» **REQUIREMENT**:
Repeat all the data word for word.
::: DATA FOR REVIEW
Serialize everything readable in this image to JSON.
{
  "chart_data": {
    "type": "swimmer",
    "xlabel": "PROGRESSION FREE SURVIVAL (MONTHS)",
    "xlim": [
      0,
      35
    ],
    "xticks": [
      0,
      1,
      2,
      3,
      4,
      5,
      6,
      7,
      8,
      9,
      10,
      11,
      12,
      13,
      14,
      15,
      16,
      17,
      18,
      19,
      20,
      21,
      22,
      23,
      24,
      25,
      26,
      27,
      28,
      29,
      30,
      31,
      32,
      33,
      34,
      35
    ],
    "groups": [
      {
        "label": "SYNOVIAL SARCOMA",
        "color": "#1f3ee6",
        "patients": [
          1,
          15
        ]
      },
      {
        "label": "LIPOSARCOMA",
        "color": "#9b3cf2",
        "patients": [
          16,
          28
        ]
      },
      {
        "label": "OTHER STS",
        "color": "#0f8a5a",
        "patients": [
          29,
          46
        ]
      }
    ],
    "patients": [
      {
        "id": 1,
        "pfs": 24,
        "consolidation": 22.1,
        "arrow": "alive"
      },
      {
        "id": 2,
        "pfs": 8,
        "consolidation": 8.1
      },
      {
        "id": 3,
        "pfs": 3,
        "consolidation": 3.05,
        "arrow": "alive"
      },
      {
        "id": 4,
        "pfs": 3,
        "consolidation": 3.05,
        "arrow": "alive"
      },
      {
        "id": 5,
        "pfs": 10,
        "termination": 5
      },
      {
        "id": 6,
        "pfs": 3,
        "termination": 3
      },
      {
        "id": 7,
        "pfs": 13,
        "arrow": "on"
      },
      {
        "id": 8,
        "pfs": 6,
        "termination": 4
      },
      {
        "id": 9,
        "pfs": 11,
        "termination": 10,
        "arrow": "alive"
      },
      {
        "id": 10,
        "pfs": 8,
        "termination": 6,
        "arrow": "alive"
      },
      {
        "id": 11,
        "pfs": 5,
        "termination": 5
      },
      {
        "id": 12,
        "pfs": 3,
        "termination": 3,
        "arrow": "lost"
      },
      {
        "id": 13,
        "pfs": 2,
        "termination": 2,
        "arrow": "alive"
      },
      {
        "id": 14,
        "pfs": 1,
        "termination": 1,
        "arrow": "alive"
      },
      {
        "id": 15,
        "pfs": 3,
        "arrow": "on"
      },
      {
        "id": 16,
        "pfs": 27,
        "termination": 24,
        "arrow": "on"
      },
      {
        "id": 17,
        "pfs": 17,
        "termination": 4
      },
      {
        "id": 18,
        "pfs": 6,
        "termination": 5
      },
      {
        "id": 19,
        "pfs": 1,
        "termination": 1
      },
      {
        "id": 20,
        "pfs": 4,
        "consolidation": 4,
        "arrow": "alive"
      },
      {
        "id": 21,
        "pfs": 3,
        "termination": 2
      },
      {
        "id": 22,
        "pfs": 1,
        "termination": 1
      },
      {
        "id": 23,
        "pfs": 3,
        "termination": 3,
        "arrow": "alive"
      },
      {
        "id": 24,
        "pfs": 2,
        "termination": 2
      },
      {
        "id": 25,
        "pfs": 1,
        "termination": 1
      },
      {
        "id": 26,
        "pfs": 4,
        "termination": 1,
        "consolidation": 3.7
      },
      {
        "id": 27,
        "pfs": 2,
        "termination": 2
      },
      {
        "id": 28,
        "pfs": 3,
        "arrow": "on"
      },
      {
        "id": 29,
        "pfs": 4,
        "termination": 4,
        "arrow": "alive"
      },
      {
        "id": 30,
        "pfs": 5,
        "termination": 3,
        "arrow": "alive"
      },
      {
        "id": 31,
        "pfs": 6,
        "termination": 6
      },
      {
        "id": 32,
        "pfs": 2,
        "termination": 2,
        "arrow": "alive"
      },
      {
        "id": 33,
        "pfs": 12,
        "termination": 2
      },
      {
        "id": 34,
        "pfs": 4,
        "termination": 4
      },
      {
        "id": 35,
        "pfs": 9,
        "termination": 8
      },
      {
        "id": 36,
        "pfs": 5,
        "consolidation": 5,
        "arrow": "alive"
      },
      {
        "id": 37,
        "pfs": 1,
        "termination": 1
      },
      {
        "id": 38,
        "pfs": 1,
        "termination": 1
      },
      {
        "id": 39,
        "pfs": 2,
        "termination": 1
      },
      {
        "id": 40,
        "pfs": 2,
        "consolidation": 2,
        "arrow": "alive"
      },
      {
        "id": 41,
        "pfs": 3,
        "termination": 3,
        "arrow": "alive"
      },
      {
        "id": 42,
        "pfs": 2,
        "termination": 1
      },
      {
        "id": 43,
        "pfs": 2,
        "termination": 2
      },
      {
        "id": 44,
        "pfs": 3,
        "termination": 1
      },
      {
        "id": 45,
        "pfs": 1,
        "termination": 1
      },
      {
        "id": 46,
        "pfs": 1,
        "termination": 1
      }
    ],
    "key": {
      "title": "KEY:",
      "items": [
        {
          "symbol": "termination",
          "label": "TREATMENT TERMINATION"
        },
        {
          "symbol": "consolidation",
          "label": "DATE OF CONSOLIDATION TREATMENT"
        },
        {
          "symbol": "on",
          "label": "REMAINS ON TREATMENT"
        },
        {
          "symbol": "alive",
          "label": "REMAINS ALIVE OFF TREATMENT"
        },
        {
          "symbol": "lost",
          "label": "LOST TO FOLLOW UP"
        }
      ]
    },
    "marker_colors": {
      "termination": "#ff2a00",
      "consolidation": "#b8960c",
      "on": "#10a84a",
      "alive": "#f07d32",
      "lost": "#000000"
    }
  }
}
::::::
» **RESPONSE TO THIS TASK**:
Serialize everything readable in this image to JSON.
{
  "chart_data": {
    "type": "swimmer",
    "xlabel": "PROGRESSION FREE SURVIVAL (MONTHS)",
    "xlim": [
      0,
      35
    ],
    "xticks": [
      0,
      1,
      2,
      3,
      4,
      5,
      6,
      7,
      8,
      9,
      10,
      11,
      12,
      13,
      14,
      15,
      16,
      17,
      18,
      19,
      20,
      21,
      22,
      23,
      24,
      25,
      26,
      27,
      28,
      29,
      30,
      31,
      32,
      33,
      34,
      35
    ],
    "groups": [
      {
        "label": "SYNOVIAL SARCOMA",
        "color": "#1f3ee6",
        "patients": [
          1,
          15
        ]
      },
      {
        "label": "LIPOSARCOMA",
        "color": "#9b3cf2",
        "patients": [
          16,
          28
        ]
      },
      {
        "label": "OTHER STS",
        "color": "#0f8a5a",
        "patients": [
          29,
          46
        ]
      }
    ],
    "patients": [
      {
        "id": 1,
        "pfs": 24,
        "consolidation": 22.1,
        "arrow": "alive"
      },
      {
        "id": 2,
        "pfs": 8,
        "consolidation": 8.1
      },
      {
        "id": 3,
        "pfs": 3,
        "consolidation": 3.05,
        "arrow": "alive"
      },
      {
        "id": 4,
        "pfs": 3,
        "consolidation": 3.05,
        "arrow": "alive"
      },
      {
        "id": 5,
        "pfs": 10,
        "termination": 5
      },
      {
        "id": 6,
        "pfs": 3,
        "termination": 3
      },
      {
        "id": 7,
        "pfs": 13,
        "arrow": "on"
      },
      {
        "id": 8,
        "pfs": 6,
        "termination": 4
      },
      {
        "id": 9,
        "pfs": 11,
        "termination": 10,
        "arrow": "alive"
      },
      {
        "id": 10,
        "pfs": 8,
        "termination": 6,
        "arrow": "alive"
      },
      {
        "id": 11,
        "pfs": 5,
        "termination": 5
      },
      {
        "id": 12,
        "pfs": 3,
        "termination": 3,
        "arrow": "lost"
      },
      {
        "id": 13,
        "pfs": 2,
        "termination": 2,
        "arrow": "alive"
      },
      {
        "id": 14,
        "pfs": 1,
        "termination": 1,
        "arrow": "alive"
      },
      {
        "id": 15,
        "pfs": 3,
        "arrow": "on"
      },
      {
        "id": 16,
        "pfs": 27,
        "termination": 24,
        "arrow": "on"
      },
      {
        "id": 17,
        "pfs": 17,
        "termination": 4
      },
      {
        "id": 18,
        "pfs": 6,
        "termination": 5
      },
      {
        "id": 19,
        "pfs": 1,
        "termination": 1
      },
      {
        "id": 20,
        "pfs": 4,
        "consolidation": 4,
        "arrow": "alive"
      },
      {
        "id": 21,
        "pfs": 3,
        "termination": 2
      },
      {
        "id": 22,
        "pfs": 1,
        "termination": 1
      },
      {
        "id": 23,
        "pfs": 3,
        "termination": 3,
        "arrow": "alive"
      },
      {
        "id": 24,
        "pfs": 2,
        "termination": 2
      },
      {
        "id": 25,
        "pfs": 1,
        "termination": 1
      },
      {
        "id": 26,
        "pfs": 4,
        "termination": 1,
        "consolidation": 3.7
      },
      {
        "id": 27,
        "pfs": 2,
        "termination": 2
      },
      {
        "id": 28,
        "pfs": 3,
        "arrow": "on"
      },
      {
        "id": 29,
        "pfs": 4,
        "termination": 4,
        "arrow": "alive"
      },
      {
        "id": 30,
        "pfs": 5,
        "termination": 3,
        "arrow": "alive"
      },
      {
        "id": 31,
        "pfs": 6,
        "termination": 6
      },
      {
        "id": 32,
        "pfs": 2,
        "termination": 2,
        "arrow": "alive"
      },
      {
        "id": 33,
        "pfs": 12,
        "termination": 2
      },
      {
        "id": 34,
        "pfs": 4,
        "termination": 4
      },
      {
        "id": 35,
        "pfs": 9,
        "termination": 8
      },
      {
        "id": 36,
        "pfs": 5,
        "consolidation": 5,
        "arrow": "alive"
      },
      {
        "id": 37,
        "pfs": 1,
        "termination": 1
      },
      {
        "id": 38,
        "pfs": 1,
        "termination": 1
      },
      {
        "id": 39,
        "pfs": 2,
        "termination": 1
      },
      {
        "id": 40,
        "pfs": 2,
        "consolidation": 2,
        "arrow": "alive"
      },
      {
        "id": 41,
        "pfs": 3,
        "termination": 3,
        "arrow": "alive"
      },
      {
        "id": 42,
        "pfs": 2,
        "termination": 1
      },
      {
        "id": 43,
        "pfs": 2,
        "termination": 2
      },
      {
        "id": 44,
        "pfs": 3,
        "termination": 1
      },
      {
        "id": 45,
        "pfs": 1,
        "termination": 1
      },
      {
        "id": 46,
        "pfs": 1,
        "termination": 1
      }
    ],
    "key": {
      "title": "KEY:",
      "items": [
        {
          "symbol": "termination",
          "label": "TREATMENT TERMINATION"
        },
        {
          "symbol": "consolidation",
          "label": "DATE OF CONSOLIDATION TREATMENT"
        },
        {
          "symbol": "on",
          "label": "REMAINS ON TREATMENT"
        },
        {
          "symbol": "alive",
          "label": "REMAINS ALIVE OFF TREATMENT"
        },
        {
          "symbol": "lost",
          "label": "LOST TO FOLLOW UP"
        }
      ]
    },
    "marker_colors": {
      "termination": "#ff2a00",
      "consolidation": "#b8960c",
      "on": "#10a84a",
      "alive": "#f07d32",
      "lost": "#000000"
    }
  }
}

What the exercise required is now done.